(Figure dataset records)
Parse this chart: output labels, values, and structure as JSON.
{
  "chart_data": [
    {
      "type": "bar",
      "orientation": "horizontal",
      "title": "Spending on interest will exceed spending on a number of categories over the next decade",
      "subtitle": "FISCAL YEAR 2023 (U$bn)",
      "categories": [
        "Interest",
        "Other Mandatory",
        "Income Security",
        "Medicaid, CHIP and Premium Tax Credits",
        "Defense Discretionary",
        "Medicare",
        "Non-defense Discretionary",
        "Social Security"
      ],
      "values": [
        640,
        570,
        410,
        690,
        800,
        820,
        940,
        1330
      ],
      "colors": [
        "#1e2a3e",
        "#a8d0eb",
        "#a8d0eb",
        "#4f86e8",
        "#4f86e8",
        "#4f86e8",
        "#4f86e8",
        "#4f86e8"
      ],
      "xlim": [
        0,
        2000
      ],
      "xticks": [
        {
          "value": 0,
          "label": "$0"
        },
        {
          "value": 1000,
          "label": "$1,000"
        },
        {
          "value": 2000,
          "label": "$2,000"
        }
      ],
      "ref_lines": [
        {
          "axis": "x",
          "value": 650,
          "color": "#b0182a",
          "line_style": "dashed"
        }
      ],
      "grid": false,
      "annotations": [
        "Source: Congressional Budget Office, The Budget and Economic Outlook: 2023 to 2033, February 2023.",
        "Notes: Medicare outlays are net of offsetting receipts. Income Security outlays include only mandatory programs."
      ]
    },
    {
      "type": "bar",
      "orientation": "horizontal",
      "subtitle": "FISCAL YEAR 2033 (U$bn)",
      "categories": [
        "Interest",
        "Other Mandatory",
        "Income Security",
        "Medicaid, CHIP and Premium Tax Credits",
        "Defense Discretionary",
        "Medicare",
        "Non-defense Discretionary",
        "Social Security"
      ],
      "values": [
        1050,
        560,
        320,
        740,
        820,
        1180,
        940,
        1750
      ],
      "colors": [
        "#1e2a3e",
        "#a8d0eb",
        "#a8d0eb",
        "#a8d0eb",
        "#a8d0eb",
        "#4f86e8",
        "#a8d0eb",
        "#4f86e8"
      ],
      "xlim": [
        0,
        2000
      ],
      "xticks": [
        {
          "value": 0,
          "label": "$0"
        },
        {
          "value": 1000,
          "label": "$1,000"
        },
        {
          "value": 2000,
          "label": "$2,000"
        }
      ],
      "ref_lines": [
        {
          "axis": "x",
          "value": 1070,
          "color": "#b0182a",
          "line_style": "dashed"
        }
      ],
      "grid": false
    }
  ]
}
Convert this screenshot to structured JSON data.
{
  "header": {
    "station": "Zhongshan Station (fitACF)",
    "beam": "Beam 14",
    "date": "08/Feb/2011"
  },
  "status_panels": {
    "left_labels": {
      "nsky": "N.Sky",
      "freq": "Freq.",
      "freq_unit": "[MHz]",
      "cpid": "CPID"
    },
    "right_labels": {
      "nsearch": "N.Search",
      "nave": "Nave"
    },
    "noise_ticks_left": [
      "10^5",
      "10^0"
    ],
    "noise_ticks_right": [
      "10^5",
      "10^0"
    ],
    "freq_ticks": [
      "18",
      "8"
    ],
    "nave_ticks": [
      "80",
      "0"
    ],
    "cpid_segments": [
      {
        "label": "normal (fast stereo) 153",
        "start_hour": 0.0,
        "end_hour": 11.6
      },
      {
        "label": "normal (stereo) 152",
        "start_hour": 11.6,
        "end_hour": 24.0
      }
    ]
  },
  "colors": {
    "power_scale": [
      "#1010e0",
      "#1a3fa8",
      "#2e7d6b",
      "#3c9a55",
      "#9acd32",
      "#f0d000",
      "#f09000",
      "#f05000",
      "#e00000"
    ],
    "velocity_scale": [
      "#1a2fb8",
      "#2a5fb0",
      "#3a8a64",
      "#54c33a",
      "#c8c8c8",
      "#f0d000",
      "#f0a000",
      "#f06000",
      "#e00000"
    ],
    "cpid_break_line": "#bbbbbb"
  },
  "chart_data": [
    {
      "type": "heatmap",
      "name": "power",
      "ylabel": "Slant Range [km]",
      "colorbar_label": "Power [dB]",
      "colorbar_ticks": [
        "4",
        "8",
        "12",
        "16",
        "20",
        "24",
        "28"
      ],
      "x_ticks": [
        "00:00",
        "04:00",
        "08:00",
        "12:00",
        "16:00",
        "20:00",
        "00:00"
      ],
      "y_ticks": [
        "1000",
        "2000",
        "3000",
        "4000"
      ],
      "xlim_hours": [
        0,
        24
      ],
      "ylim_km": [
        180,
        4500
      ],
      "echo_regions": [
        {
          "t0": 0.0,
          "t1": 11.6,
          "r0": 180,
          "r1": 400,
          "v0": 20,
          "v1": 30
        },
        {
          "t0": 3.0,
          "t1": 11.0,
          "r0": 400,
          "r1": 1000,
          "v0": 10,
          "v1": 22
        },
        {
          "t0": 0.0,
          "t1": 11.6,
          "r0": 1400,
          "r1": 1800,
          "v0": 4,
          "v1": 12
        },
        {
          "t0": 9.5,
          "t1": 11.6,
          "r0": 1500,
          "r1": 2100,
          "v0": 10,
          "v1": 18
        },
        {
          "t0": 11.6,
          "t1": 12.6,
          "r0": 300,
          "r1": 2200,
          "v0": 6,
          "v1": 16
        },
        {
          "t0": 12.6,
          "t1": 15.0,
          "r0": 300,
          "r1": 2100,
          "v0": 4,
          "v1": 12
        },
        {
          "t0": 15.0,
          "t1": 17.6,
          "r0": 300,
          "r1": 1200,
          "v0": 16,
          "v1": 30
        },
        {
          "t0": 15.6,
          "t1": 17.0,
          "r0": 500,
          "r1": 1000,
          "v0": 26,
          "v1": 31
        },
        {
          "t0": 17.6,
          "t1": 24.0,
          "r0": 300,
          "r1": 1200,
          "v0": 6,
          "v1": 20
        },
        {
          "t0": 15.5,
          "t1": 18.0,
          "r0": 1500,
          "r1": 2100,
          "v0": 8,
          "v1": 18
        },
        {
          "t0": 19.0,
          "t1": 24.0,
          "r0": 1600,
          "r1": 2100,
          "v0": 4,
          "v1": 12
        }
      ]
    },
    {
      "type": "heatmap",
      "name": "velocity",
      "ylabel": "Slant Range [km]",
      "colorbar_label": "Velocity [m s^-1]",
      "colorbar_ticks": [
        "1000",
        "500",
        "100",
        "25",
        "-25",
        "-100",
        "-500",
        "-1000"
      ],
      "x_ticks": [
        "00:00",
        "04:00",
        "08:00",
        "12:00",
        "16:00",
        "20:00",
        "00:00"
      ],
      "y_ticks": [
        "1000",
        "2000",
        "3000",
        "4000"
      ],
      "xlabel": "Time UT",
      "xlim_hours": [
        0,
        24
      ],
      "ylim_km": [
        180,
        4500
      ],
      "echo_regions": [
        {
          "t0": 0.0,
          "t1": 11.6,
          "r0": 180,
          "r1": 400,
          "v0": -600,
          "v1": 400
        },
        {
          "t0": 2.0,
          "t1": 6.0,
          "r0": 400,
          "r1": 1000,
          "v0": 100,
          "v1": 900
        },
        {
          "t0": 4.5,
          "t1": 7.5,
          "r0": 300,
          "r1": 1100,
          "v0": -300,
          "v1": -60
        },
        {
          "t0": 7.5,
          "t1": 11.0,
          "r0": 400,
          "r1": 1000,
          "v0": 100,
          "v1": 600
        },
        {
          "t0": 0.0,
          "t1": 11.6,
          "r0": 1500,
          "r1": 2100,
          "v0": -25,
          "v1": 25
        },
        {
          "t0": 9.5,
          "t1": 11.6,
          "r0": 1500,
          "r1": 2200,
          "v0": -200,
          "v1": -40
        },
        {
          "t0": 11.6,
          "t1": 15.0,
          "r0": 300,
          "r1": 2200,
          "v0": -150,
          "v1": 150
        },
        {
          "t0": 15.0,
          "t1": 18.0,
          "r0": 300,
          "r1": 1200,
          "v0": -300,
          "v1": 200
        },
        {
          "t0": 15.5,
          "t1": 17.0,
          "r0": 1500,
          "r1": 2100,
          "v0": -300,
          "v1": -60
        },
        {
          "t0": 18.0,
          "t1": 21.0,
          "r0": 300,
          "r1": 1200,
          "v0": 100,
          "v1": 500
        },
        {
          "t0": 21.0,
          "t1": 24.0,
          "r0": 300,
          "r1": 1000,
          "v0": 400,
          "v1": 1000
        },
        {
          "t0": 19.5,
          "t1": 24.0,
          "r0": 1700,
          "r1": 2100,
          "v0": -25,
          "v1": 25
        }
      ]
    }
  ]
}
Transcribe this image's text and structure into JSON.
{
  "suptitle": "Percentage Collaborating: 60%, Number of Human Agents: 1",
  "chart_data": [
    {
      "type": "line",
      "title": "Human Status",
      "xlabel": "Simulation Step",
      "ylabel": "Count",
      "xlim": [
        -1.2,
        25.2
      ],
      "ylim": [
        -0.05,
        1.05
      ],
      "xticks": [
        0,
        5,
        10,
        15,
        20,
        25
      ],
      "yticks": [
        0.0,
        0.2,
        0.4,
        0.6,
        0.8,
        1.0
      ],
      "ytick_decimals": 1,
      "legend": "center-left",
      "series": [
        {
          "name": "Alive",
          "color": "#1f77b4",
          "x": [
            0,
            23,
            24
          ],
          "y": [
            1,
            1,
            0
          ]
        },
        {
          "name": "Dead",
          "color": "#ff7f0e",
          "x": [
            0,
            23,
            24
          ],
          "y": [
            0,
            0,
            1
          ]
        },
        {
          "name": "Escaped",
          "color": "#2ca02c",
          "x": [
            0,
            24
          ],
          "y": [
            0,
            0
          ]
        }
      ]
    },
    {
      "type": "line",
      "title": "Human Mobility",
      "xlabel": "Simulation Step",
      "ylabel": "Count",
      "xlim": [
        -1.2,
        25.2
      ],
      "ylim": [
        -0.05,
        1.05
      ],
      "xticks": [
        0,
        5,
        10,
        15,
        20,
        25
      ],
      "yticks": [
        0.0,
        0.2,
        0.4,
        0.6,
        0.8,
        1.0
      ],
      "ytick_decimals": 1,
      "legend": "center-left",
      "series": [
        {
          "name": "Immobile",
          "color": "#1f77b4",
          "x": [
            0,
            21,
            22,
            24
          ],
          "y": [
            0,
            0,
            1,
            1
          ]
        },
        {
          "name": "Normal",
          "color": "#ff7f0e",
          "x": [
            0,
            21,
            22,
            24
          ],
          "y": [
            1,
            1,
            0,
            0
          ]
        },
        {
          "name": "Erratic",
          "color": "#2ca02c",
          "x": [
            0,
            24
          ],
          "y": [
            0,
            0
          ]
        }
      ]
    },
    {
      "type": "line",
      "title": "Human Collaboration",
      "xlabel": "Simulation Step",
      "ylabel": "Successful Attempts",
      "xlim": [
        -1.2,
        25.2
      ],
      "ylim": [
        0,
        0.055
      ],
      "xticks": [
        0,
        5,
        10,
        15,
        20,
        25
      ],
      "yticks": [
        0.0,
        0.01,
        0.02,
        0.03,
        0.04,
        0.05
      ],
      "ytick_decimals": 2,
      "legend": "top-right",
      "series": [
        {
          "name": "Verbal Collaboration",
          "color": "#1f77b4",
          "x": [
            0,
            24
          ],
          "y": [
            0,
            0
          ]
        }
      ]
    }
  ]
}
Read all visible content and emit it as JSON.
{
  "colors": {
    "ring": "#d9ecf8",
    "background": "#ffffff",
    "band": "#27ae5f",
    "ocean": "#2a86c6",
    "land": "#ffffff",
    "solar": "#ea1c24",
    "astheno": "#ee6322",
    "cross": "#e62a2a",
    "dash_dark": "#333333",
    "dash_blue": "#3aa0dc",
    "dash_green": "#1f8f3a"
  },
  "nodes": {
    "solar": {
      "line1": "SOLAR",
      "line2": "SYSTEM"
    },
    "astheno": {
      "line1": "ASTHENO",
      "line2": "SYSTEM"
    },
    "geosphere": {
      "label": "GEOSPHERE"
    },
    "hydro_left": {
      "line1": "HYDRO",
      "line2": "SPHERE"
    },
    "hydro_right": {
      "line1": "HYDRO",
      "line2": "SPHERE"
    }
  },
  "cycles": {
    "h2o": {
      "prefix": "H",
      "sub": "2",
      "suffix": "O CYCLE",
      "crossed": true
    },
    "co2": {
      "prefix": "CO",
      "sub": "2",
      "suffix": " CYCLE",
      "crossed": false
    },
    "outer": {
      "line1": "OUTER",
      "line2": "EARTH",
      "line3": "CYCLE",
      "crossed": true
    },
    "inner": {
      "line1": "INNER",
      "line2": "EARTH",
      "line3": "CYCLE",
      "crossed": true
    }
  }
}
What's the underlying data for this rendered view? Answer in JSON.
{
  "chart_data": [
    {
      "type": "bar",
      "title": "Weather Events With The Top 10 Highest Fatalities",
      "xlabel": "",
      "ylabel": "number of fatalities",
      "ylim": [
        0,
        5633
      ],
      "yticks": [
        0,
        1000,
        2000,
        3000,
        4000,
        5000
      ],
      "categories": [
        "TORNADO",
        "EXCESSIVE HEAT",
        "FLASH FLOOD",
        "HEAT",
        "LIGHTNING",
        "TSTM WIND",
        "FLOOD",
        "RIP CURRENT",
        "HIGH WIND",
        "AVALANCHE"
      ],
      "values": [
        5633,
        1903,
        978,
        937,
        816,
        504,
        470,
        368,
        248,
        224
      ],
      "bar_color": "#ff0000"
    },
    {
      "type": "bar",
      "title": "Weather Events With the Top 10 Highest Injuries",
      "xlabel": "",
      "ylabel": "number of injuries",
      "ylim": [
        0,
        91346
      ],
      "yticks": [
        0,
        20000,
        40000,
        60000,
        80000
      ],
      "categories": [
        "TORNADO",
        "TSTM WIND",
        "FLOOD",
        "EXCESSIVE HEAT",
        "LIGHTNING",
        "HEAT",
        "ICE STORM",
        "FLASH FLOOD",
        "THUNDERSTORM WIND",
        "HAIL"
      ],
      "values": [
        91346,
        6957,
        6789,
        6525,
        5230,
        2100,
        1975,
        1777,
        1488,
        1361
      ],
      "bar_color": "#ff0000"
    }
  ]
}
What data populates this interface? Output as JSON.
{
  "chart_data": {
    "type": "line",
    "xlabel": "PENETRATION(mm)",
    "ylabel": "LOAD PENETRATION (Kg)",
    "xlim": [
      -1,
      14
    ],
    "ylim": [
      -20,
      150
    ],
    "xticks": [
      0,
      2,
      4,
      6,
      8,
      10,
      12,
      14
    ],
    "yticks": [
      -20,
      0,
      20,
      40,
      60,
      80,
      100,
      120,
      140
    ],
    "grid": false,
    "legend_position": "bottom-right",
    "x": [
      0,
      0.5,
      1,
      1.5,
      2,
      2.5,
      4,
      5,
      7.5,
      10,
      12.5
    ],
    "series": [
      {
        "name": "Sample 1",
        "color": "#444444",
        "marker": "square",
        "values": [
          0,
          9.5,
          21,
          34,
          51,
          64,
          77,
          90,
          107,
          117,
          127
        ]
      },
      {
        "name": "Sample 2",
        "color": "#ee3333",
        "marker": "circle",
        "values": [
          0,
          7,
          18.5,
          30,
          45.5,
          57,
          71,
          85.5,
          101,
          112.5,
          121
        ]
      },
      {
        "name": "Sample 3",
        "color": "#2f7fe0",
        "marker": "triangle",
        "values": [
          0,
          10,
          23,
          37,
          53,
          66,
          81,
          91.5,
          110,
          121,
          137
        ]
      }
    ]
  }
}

- [Work to do]: Copy out each line of the listing that holds "With".

- [Output for this task]:
      "title": "Weather Events With The Top 10 Highest Fatalities",
      "title": "Weather Events With the Top 10 Highest Injuries",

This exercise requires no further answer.